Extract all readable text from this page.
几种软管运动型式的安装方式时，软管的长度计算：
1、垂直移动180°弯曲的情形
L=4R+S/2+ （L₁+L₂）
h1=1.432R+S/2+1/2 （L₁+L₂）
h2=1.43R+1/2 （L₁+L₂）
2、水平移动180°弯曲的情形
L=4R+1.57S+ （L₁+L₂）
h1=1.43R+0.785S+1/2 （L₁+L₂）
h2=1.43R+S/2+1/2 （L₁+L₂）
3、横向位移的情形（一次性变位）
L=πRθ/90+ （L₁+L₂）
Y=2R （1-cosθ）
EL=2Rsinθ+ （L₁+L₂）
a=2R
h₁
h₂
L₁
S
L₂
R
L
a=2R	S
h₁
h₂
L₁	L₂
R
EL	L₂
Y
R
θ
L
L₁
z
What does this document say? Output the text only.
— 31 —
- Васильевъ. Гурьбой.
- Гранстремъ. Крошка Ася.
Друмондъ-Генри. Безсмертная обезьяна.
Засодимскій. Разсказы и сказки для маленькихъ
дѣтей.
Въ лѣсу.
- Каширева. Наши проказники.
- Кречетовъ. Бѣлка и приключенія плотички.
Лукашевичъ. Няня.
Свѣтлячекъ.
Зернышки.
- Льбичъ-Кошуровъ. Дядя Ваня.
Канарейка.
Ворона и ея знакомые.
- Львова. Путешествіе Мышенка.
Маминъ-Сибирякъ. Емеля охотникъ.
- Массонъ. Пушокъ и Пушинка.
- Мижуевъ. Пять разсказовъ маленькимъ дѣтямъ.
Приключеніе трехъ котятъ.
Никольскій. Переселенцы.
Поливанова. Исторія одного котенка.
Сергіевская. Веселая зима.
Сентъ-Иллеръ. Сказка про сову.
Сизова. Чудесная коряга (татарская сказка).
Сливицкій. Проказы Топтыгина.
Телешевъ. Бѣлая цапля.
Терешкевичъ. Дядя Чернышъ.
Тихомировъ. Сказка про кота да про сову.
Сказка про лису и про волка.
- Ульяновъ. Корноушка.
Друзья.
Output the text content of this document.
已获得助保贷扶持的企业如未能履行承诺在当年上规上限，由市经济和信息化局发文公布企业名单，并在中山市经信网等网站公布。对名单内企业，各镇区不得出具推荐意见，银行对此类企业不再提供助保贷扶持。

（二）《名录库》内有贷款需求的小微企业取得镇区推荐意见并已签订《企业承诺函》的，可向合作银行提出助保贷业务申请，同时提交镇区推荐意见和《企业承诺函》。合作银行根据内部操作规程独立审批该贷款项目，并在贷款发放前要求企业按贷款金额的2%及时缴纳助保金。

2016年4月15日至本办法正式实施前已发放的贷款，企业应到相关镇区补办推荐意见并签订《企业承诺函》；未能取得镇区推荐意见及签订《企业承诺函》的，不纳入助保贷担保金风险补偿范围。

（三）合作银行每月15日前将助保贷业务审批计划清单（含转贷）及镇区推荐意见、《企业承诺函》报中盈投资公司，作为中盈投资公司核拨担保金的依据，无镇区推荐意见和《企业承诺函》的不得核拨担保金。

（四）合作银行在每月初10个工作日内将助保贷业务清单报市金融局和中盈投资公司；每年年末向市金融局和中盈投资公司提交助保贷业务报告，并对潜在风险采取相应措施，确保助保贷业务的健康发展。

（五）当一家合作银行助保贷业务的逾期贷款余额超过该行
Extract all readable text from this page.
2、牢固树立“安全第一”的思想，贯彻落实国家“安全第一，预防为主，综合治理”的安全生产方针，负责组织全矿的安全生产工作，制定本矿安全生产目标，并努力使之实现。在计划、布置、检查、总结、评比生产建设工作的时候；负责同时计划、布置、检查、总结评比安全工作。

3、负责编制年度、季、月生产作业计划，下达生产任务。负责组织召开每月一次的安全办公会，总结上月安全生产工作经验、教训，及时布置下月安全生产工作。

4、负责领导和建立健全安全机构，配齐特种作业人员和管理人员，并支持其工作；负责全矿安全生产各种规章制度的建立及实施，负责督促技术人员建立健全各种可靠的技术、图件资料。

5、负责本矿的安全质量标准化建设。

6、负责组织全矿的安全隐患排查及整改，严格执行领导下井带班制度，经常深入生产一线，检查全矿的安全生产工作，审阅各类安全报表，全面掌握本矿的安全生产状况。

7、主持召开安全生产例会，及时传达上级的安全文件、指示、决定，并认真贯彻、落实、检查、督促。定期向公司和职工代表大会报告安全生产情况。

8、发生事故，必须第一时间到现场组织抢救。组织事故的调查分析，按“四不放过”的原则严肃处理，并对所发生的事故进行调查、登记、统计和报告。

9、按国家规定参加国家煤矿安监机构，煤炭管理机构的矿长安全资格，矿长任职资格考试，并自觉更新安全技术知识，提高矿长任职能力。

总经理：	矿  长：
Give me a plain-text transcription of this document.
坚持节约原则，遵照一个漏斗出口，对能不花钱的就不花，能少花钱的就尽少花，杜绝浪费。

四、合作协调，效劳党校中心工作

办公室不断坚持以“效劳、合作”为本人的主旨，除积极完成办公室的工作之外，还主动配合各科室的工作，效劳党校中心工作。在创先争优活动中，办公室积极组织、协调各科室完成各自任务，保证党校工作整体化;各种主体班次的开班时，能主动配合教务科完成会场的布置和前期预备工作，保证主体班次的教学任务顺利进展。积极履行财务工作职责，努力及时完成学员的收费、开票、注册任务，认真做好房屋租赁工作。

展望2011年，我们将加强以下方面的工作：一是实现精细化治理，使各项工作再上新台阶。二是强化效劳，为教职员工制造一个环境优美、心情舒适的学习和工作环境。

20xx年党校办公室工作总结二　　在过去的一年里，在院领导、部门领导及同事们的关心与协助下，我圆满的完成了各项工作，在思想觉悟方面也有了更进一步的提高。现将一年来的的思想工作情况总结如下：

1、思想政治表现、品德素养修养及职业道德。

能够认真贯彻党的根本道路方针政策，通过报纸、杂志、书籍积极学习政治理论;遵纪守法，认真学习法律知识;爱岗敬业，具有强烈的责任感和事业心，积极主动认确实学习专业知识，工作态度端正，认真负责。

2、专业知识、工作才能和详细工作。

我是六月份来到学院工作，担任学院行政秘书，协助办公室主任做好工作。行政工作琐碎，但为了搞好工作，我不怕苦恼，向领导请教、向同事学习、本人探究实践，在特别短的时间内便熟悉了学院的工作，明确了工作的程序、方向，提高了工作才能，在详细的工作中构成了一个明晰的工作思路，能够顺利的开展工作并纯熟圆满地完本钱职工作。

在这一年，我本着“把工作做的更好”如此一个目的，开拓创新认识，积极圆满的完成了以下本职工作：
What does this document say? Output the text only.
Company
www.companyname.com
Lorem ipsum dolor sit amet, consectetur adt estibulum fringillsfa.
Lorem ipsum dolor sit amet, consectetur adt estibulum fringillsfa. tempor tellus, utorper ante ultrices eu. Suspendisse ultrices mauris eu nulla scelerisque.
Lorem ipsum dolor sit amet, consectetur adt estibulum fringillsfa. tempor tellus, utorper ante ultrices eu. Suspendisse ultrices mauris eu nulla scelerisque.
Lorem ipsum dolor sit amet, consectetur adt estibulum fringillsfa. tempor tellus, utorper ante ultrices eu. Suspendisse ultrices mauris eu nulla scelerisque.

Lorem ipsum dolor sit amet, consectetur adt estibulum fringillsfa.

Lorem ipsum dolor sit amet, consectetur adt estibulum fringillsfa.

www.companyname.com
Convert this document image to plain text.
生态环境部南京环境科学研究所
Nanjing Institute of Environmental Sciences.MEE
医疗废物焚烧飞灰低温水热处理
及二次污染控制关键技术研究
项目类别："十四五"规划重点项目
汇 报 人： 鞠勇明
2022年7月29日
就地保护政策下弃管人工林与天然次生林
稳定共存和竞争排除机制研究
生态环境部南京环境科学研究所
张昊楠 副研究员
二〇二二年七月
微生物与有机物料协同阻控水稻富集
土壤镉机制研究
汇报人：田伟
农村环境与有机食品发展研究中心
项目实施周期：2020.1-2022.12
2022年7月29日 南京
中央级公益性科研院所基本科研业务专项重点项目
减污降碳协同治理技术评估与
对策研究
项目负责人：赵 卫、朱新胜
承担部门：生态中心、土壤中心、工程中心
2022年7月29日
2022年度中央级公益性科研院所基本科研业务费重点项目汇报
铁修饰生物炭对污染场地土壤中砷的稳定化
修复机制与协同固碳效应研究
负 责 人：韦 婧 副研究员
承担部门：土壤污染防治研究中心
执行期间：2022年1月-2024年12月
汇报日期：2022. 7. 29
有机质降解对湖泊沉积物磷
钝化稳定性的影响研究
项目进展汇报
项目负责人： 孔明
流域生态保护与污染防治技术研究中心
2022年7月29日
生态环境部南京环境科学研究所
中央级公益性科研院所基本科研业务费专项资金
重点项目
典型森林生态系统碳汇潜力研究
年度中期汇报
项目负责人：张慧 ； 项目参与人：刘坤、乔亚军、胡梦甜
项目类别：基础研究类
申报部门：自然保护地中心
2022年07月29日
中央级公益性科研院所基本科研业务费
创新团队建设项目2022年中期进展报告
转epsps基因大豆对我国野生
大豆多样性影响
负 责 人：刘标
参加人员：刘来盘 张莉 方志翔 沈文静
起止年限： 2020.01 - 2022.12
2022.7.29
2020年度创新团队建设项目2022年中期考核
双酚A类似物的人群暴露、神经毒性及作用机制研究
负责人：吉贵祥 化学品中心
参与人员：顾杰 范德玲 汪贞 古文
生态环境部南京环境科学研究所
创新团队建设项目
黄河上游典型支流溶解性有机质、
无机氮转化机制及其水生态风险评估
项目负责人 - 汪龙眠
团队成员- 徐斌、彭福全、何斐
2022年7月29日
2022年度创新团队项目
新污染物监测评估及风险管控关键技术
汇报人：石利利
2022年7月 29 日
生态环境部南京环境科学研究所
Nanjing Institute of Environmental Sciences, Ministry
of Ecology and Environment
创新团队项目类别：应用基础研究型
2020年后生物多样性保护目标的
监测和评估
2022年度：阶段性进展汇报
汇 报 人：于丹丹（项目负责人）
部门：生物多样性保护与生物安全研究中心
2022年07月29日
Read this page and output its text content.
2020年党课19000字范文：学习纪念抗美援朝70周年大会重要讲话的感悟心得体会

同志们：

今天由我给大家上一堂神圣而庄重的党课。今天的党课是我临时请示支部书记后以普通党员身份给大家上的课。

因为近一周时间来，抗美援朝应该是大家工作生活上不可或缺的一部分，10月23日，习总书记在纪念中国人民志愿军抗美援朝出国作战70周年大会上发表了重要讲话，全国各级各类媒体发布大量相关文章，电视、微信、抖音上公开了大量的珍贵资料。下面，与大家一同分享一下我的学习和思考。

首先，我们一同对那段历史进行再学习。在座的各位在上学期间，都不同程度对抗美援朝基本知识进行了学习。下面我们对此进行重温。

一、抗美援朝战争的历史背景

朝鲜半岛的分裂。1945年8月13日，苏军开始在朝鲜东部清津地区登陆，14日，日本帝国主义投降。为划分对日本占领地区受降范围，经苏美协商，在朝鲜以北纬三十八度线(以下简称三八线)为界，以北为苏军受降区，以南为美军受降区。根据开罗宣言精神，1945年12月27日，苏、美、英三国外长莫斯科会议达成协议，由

________________

§ **Task instructions**:
Reproduce nothing but the lines from the line containing "Read this page and output its text content." to the last line of the data, each exactly as written.

§ **Result of this exercise**:
Read this page and output its text content.
2020年党课19000字范文：学习纪念抗美援朝70周年大会重要讲话的感悟心得体会

同志们：

今天由我给大家上一堂神圣而庄重的党课。今天的党课是我临时请示支部书记后以普通党员身份给大家上的课。

因为近一周时间来，抗美援朝应该是大家工作生活上不可或缺的一部分，10月23日，习总书记在纪念中国人民志愿军抗美援朝出国作战70周年大会上发表了重要讲话，全国各级各类媒体发布大量相关文章，电视、微信、抖音上公开了大量的珍贵资料。下面，与大家一同分享一下我的学习和思考。

首先，我们一同对那段历史进行再学习。在座的各位在上学期间，都不同程度对抗美援朝基本知识进行了学习。下面我们对此进行重温。

一、抗美援朝战争的历史背景

朝鲜半岛的分裂。1945年8月13日，苏军开始在朝鲜东部清津地区登陆，14日，日本帝国主义投降。为划分对日本占领地区受降范围，经苏美协商，在朝鲜以北纬三十八度线(以下简称三八线)为界，以北为苏军受降区，以南为美军受降区。根据开罗宣言精神，1945年12月27日，苏、美、英三国外长莫斯科会议达成协议，由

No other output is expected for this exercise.